### CHALLENGE
Note each line where "home" appears, and copy it.

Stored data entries
-- Begin --
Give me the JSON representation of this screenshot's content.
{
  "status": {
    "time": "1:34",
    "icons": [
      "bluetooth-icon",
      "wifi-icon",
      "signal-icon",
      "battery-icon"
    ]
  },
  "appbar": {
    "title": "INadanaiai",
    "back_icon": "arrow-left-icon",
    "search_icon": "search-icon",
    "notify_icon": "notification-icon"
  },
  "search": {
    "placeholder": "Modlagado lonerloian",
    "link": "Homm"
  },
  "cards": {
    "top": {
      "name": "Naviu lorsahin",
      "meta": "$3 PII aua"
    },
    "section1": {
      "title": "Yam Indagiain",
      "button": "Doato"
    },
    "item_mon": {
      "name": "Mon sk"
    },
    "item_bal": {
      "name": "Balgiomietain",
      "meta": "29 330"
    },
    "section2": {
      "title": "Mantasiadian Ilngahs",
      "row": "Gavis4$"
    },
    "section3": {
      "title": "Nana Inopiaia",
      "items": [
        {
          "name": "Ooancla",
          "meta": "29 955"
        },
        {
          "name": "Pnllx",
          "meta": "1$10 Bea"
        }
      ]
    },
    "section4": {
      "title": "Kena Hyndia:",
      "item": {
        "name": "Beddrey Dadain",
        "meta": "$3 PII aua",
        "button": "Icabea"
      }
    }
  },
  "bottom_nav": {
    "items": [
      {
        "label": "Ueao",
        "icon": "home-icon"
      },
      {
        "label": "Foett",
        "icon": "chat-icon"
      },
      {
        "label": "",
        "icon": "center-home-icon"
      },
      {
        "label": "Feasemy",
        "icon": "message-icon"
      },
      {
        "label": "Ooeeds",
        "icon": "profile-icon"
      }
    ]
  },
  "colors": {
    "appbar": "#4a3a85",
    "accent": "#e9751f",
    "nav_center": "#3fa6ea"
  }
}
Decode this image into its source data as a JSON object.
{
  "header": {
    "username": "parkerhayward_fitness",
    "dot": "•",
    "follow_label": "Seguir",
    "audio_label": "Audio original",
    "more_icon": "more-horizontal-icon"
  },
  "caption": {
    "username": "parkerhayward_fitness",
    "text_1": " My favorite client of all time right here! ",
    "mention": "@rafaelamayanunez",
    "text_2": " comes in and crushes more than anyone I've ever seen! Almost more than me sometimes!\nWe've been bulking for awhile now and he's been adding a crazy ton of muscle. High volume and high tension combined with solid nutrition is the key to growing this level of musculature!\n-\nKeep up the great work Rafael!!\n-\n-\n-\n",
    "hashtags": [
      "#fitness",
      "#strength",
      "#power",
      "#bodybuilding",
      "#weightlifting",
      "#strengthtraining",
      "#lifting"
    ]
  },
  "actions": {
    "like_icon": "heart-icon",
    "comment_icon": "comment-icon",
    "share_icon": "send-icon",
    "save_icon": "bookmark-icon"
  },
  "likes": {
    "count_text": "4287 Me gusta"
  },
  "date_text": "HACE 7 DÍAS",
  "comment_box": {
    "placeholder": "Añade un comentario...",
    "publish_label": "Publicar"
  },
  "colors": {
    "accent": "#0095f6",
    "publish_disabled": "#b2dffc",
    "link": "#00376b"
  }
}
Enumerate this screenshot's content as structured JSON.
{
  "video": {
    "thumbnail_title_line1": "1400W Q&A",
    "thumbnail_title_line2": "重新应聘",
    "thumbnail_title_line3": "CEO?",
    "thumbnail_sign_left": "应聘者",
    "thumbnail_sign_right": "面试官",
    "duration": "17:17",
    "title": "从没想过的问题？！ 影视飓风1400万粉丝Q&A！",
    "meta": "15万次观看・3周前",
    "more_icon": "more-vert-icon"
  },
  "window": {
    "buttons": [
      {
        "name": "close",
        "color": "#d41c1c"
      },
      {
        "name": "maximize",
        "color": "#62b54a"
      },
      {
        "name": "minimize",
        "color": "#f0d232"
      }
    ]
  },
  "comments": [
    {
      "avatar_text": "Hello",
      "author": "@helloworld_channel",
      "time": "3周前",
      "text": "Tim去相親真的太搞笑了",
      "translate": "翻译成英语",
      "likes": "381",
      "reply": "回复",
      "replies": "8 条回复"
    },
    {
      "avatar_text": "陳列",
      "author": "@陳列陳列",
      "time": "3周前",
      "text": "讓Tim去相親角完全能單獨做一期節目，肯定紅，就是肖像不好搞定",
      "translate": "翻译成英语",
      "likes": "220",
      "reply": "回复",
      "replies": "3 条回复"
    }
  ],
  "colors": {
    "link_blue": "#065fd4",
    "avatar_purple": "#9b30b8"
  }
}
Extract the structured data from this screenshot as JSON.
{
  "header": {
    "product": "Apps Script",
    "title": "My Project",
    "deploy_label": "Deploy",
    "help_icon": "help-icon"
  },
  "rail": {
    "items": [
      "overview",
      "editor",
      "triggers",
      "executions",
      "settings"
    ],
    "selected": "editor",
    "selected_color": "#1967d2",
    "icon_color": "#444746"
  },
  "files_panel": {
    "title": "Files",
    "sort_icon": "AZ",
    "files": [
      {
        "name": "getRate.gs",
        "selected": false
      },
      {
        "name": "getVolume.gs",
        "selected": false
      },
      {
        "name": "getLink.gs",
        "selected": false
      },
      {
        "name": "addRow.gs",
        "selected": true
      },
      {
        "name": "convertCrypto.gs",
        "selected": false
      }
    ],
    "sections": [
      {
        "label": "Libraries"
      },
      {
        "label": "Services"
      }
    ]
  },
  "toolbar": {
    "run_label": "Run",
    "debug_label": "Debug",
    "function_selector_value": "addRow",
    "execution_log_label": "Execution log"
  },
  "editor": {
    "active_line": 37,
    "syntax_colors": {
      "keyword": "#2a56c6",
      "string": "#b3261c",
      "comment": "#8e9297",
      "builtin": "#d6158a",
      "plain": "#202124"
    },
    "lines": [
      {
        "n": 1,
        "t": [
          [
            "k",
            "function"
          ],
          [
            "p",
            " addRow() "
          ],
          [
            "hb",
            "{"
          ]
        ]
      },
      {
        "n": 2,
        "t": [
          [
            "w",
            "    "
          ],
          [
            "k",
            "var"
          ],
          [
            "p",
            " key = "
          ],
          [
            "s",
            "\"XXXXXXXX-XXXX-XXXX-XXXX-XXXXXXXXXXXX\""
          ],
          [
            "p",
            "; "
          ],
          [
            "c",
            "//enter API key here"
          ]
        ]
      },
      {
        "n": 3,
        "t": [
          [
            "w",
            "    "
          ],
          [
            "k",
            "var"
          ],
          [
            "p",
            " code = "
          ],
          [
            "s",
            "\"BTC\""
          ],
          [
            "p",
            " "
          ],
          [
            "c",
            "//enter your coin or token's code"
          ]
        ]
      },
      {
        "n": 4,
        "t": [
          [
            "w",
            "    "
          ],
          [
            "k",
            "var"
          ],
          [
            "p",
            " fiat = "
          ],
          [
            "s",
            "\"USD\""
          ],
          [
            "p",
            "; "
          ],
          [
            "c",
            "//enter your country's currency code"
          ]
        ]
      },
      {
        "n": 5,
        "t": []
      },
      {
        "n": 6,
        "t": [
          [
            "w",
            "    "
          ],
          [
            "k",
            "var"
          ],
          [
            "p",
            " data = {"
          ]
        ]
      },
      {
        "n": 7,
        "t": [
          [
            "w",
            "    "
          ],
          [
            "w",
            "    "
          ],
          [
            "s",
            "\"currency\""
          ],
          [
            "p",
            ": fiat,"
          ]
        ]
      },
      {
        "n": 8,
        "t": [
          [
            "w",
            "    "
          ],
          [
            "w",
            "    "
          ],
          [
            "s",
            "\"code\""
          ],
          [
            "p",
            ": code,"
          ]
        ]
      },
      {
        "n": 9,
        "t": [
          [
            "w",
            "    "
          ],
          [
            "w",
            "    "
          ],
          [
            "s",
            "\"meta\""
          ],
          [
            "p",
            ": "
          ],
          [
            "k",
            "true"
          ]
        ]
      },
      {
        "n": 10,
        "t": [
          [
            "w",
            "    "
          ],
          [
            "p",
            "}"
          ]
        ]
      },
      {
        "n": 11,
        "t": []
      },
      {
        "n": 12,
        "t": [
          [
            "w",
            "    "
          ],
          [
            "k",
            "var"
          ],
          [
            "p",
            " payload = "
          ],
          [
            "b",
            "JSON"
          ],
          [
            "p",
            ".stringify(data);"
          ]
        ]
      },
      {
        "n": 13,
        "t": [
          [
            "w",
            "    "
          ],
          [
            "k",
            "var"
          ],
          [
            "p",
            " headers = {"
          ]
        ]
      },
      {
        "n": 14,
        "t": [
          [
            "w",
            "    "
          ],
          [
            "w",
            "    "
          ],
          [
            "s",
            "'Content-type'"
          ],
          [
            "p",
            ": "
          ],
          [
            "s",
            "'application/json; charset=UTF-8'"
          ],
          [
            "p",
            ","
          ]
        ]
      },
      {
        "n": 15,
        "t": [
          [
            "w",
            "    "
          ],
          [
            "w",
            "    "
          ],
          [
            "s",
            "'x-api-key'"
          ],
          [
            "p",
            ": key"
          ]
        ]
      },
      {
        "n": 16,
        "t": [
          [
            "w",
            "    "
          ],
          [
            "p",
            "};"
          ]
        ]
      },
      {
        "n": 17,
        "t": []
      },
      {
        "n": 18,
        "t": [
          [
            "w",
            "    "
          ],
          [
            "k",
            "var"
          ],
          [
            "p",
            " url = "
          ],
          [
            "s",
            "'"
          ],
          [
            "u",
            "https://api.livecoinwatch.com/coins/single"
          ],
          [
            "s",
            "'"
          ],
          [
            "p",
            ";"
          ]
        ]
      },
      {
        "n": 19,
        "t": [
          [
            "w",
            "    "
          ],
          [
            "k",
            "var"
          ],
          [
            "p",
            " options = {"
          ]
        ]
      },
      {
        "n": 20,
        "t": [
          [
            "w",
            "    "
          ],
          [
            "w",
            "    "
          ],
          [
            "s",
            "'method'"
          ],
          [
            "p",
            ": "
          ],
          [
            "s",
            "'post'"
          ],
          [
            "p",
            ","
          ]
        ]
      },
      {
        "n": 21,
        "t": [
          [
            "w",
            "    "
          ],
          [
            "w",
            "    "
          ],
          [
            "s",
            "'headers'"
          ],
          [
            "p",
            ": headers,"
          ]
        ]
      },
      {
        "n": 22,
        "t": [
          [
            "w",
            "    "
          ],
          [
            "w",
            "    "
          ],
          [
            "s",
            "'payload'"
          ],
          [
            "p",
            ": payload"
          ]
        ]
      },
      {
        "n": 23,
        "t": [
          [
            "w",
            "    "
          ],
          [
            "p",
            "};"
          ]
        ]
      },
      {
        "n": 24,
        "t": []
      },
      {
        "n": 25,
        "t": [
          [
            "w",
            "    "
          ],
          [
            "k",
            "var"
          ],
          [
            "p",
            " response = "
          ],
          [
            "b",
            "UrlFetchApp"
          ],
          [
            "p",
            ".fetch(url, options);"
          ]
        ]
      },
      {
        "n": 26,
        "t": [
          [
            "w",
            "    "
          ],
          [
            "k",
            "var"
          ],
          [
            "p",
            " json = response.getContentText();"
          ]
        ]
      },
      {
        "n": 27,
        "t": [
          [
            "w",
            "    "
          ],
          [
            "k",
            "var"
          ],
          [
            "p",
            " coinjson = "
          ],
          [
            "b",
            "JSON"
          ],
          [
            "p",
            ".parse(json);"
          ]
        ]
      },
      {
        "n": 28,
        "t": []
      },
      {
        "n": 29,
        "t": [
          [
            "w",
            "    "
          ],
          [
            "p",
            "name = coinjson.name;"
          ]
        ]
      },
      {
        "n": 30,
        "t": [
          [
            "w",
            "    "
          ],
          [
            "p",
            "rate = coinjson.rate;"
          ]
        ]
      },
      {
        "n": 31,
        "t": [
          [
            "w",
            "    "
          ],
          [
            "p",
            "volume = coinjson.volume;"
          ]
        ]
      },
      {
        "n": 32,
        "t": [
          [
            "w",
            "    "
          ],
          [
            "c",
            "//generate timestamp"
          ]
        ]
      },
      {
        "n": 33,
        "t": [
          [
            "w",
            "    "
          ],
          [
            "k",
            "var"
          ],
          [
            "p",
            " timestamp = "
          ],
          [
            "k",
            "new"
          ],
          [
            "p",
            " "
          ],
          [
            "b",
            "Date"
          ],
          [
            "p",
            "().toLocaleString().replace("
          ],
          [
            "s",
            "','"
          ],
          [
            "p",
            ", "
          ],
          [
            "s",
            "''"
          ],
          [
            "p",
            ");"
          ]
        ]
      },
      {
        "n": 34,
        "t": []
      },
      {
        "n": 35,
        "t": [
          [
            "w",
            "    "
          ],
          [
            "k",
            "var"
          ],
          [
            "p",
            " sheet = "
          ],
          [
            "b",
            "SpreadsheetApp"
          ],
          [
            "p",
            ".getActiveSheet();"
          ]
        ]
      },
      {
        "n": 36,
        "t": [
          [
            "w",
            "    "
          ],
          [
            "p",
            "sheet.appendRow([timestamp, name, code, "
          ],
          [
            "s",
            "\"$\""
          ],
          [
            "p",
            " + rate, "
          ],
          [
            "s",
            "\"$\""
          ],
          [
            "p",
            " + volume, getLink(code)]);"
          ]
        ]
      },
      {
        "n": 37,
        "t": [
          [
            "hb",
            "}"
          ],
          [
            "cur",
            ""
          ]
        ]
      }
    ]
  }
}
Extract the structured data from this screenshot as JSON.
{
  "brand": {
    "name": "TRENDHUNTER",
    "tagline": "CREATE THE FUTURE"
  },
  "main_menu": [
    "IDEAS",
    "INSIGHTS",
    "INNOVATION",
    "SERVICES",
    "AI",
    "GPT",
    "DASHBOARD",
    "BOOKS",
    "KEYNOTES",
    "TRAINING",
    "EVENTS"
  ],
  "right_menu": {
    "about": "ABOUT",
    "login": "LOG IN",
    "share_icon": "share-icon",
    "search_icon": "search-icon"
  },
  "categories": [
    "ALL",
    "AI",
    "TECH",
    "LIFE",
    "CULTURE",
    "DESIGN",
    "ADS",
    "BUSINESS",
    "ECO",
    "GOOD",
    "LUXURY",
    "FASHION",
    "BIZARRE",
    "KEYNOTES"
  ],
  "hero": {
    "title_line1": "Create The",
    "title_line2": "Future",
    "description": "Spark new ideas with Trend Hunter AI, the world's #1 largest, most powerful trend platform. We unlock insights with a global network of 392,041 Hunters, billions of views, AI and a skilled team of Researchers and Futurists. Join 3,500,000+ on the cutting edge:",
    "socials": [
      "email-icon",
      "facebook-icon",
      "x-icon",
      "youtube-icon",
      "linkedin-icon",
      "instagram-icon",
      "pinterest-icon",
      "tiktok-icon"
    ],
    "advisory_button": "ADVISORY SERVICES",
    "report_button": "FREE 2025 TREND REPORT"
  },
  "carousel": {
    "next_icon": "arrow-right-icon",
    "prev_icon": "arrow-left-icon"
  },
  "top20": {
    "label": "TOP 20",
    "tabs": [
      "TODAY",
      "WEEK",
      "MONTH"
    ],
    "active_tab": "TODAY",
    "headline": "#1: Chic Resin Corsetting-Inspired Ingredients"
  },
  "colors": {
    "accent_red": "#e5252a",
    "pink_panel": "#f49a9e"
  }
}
-- End --
### FULL SOLUTION
        "icon": "home-icon"
        "icon": "center-home-icon"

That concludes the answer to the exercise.